_Instructions to follow_
Set down every entry again word for word, please, but skip the pictures.
:: Material shown ::
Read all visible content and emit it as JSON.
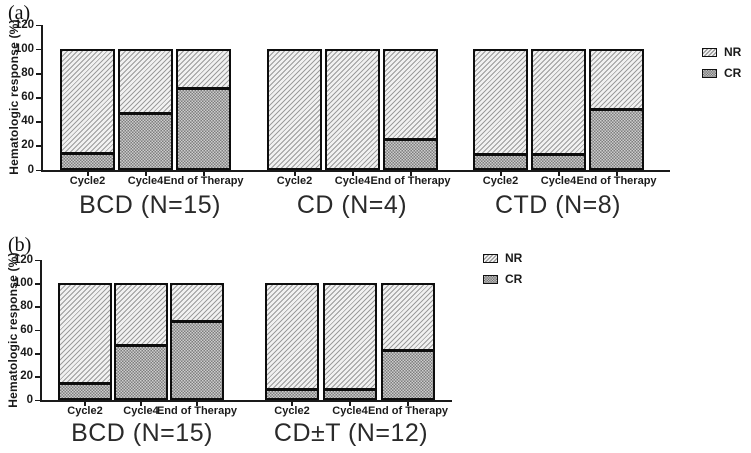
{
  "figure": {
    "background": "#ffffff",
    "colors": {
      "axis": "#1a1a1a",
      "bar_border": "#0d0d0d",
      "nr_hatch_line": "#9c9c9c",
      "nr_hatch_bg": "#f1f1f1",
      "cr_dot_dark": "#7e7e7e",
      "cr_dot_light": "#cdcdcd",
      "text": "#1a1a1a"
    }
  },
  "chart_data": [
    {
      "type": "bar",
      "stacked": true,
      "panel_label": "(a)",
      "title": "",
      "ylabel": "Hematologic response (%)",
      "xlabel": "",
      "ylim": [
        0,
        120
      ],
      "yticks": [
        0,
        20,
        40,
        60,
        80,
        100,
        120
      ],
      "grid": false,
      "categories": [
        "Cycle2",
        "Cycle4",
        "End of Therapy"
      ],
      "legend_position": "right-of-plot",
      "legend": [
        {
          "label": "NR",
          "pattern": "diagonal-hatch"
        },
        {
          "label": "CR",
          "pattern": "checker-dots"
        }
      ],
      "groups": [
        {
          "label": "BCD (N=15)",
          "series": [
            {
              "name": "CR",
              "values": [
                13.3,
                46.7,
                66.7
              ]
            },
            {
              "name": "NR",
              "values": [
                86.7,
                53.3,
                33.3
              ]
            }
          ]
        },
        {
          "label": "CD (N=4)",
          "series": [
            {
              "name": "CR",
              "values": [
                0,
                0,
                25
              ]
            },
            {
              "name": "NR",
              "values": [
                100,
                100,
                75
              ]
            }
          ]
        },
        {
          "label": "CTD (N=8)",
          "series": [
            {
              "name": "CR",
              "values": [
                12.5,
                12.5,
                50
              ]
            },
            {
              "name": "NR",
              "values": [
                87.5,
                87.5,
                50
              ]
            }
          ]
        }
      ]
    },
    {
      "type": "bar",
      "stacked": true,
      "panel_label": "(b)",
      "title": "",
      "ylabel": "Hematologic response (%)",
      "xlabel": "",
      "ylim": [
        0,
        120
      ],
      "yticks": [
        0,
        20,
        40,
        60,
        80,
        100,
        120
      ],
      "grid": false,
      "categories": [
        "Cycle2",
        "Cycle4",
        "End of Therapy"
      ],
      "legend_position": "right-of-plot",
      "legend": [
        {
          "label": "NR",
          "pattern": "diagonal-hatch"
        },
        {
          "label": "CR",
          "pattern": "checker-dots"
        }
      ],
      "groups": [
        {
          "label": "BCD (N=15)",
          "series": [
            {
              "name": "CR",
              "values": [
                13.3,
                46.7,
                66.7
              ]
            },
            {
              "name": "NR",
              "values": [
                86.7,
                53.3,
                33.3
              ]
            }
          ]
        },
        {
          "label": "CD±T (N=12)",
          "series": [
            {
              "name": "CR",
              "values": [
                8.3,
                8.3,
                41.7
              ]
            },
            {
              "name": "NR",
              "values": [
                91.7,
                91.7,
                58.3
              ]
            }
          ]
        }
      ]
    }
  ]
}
:::
_Result_
Read all visible content and emit it as JSON.
{
  "figure": {
    "background": "#ffffff",
    "colors": {
      "axis": "#1a1a1a",
      "bar_border": "#0d0d0d",
      "nr_hatch_line": "#9c9c9c",
      "nr_hatch_bg": "#f1f1f1",
      "cr_dot_dark": "#7e7e7e",
      "cr_dot_light": "#cdcdcd",
      "text": "#1a1a1a"
    }
  },
  "chart_data": [
    {
      "type": "bar",
      "stacked": true,
      "panel_label": "(a)",
      "title": "",
      "ylabel": "Hematologic response (%)",
      "xlabel": "",
      "ylim": [
        0,
        120
      ],
      "yticks": [
        0,
        20,
        40,
        60,
        80,
        100,
        120
      ],
      "grid": false,
      "categories": [
        "Cycle2",
        "Cycle4",
        "End of Therapy"
      ],
      "legend_position": "right-of-plot",
      "legend": [
        {
          "label": "NR",
          "pattern": "diagonal-hatch"
        },
        {
          "label": "CR",
          "pattern": "checker-dots"
        }
      ],
      "groups": [
        {
          "label": "BCD (N=15)",
          "series": [
            {
              "name": "CR",
              "values": [
                13.3,
                46.7,
                66.7
              ]
            },
            {
              "name": "NR",
              "values": [
                86.7,
                53.3,
                33.3
              ]
            }
          ]
        },
        {
          "label": "CD (N=4)",
          "series": [
            {
              "name": "CR",
              "values": [
                0,
                0,
                25
              ]
            },
            {
              "name": "NR",
              "values": [
                100,
                100,
                75
              ]
            }
          ]
        },
        {
          "label": "CTD (N=8)",
          "series": [
            {
              "name": "CR",
              "values": [
                12.5,
                12.5,
                50
              ]
            },
            {
              "name": "NR",
              "values": [
                87.5,
                87.5,
                50
              ]
            }
          ]
        }
      ]
    },
    {
      "type": "bar",
      "stacked": true,
      "panel_label": "(b)",
      "title": "",
      "ylabel": "Hematologic response (%)",
      "xlabel": "",
      "ylim": [
        0,
        120
      ],
      "yticks": [
        0,
        20,
        40,
        60,
        80,
        100,
        120
      ],
      "grid": false,
      "categories": [
        "Cycle2",
        "Cycle4",
        "End of Therapy"
      ],
      "legend_position": "right-of-plot",
      "legend": [
        {
          "label": "NR",
          "pattern": "diagonal-hatch"
        },
        {
          "label": "CR",
          "pattern": "checker-dots"
        }
      ],
      "groups": [
        {
          "label": "BCD (N=15)",
          "series": [
            {
              "name": "CR",
              "values": [
                13.3,
                46.7,
                66.7
              ]
            },
            {
              "name": "NR",
              "values": [
                86.7,
                53.3,
                33.3
              ]
            }
          ]
        },
        {
          "label": "CD±T (N=12)",
          "series": [
            {
              "name": "CR",
              "values": [
                8.3,
                8.3,
                41.7
              ]
            },
            {
              "name": "NR",
              "values": [
                91.7,
                91.7,
                58.3
              ]
            }
          ]
        }
      ]
    }
  ]
}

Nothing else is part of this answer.